**What to work on:** Transcribe all of the material exactly, except for its pictures.

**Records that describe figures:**
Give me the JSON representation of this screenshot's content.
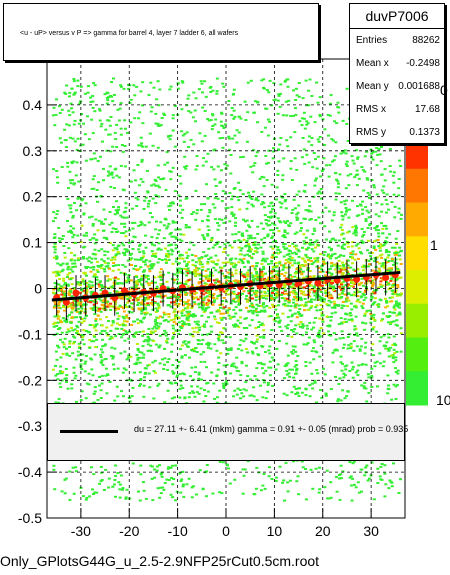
{
  "chart_data": {
    "type": "scatter",
    "title": "<u - uP>       versus   v P =>  gamma for barrel 4, layer 7 ladder 6, all wafers",
    "xlabel": "",
    "ylabel": "",
    "xlim": [
      -37,
      37
    ],
    "ylim": [
      -0.5,
      0.5
    ],
    "x_ticks": [
      "-30",
      "-20",
      "-10",
      "0",
      "10",
      "20",
      "30"
    ],
    "x_tick_values": [
      -30,
      -20,
      -10,
      0,
      10,
      20,
      30
    ],
    "y_ticks": [
      "-0.5",
      "-0.4",
      "-0.3",
      "-0.2",
      "-0.1",
      "0",
      "0.1",
      "0.2",
      "0.3",
      "0.4"
    ],
    "y_tick_values": [
      -0.5,
      -0.4,
      -0.3,
      -0.2,
      -0.1,
      0,
      0.1,
      0.2,
      0.3,
      0.4
    ],
    "grid": true,
    "z_ticks": [
      "0",
      "1",
      "10"
    ],
    "colors": {
      "low_density": "#33ee33",
      "mid_density": "#bbee00",
      "high_density": "#ffaa00",
      "peak_density": "#ff3300",
      "profile_points": "#ff2200",
      "fit_line": "#000000"
    },
    "profile": {
      "x": [
        -35,
        -33,
        -31,
        -29,
        -27,
        -25,
        -23,
        -21,
        -19,
        -17,
        -15,
        -13,
        -11,
        -9,
        -7,
        -5,
        -3,
        -1,
        1,
        3,
        5,
        7,
        9,
        11,
        13,
        15,
        17,
        19,
        21,
        23,
        25,
        27,
        29,
        31,
        33,
        35
      ],
      "y": [
        -0.02,
        -0.03,
        -0.01,
        -0.02,
        -0.015,
        -0.01,
        -0.02,
        -0.005,
        -0.012,
        -0.008,
        -0.01,
        0.0,
        -0.005,
        0.002,
        -0.002,
        0.0,
        0.004,
        0.002,
        0.006,
        0.004,
        0.01,
        0.006,
        0.01,
        0.008,
        0.014,
        0.012,
        0.016,
        0.012,
        0.02,
        0.018,
        0.022,
        0.02,
        0.025,
        0.03,
        0.024,
        0.03
      ]
    },
    "fit": {
      "x": [
        -36,
        36
      ],
      "y": [
        -0.025,
        0.035
      ]
    }
  },
  "stats": {
    "name": "duvP7006",
    "rows": [
      {
        "label": "Entries",
        "value": "88262"
      },
      {
        "label": "Mean x",
        "value": "-0.2498"
      },
      {
        "label": "Mean y",
        "value": "0.001688"
      },
      {
        "label": "RMS x",
        "value": "17.68"
      },
      {
        "label": "RMS y",
        "value": "0.1373"
      }
    ]
  },
  "fit_legend": {
    "text": "du =    27.11 +-  6.41 (mkm) gamma =    0.91 +-  0.05 (mrad) prob = 0.935"
  },
  "footer": "Only_GPlotsG44G_u_2.5-2.9NFP25rCut0.5cm.root"
}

**Worked answer:**
Give me the JSON representation of this screenshot's content.
{
  "chart_data": {
    "type": "scatter",
    "title": "<u - uP>       versus   v P =>  gamma for barrel 4, layer 7 ladder 6, all wafers",
    "xlabel": "",
    "ylabel": "",
    "xlim": [
      -37,
      37
    ],
    "ylim": [
      -0.5,
      0.5
    ],
    "x_ticks": [
      "-30",
      "-20",
      "-10",
      "0",
      "10",
      "20",
      "30"
    ],
    "x_tick_values": [
      -30,
      -20,
      -10,
      0,
      10,
      20,
      30
    ],
    "y_ticks": [
      "-0.5",
      "-0.4",
      "-0.3",
      "-0.2",
      "-0.1",
      "0",
      "0.1",
      "0.2",
      "0.3",
      "0.4"
    ],
    "y_tick_values": [
      -0.5,
      -0.4,
      -0.3,
      -0.2,
      -0.1,
      0,
      0.1,
      0.2,
      0.3,
      0.4
    ],
    "grid": true,
    "z_ticks": [
      "0",
      "1",
      "10"
    ],
    "colors": {
      "low_density": "#33ee33",
      "mid_density": "#bbee00",
      "high_density": "#ffaa00",
      "peak_density": "#ff3300",
      "profile_points": "#ff2200",
      "fit_line": "#000000"
    },
    "profile": {
      "x": [
        -35,
        -33,
        -31,
        -29,
        -27,
        -25,
        -23,
        -21,
        -19,
        -17,
        -15,
        -13,
        -11,
        -9,
        -7,
        -5,
        -3,
        -1,
        1,
        3,
        5,
        7,
        9,
        11,
        13,
        15,
        17,
        19,
        21,
        23,
        25,
        27,
        29,
        31,
        33,
        35
      ],
      "y": [
        -0.02,
        -0.03,
        -0.01,
        -0.02,
        -0.015,
        -0.01,
        -0.02,
        -0.005,
        -0.012,
        -0.008,
        -0.01,
        0.0,
        -0.005,
        0.002,
        -0.002,
        0.0,
        0.004,
        0.002,
        0.006,
        0.004,
        0.01,
        0.006,
        0.01,
        0.008,
        0.014,
        0.012,
        0.016,
        0.012,
        0.02,
        0.018,
        0.022,
        0.02,
        0.025,
        0.03,
        0.024,
        0.03
      ]
    },
    "fit": {
      "x": [
        -36,
        36
      ],
      "y": [
        -0.025,
        0.035
      ]
    }
  },
  "stats": {
    "name": "duvP7006",
    "rows": [
      {
        "label": "Entries",
        "value": "88262"
      },
      {
        "label": "Mean x",
        "value": "-0.2498"
      },
      {
        "label": "Mean y",
        "value": "0.001688"
      },
      {
        "label": "RMS x",
        "value": "17.68"
      },
      {
        "label": "RMS y",
        "value": "0.1373"
      }
    ]
  },
  "fit_legend": {
    "text": "du =    27.11 +-  6.41 (mkm) gamma =    0.91 +-  0.05 (mrad) prob = 0.935"
  },
  "footer": "Only_GPlotsG44G_u_2.5-2.9NFP25rCut0.5cm.root"
}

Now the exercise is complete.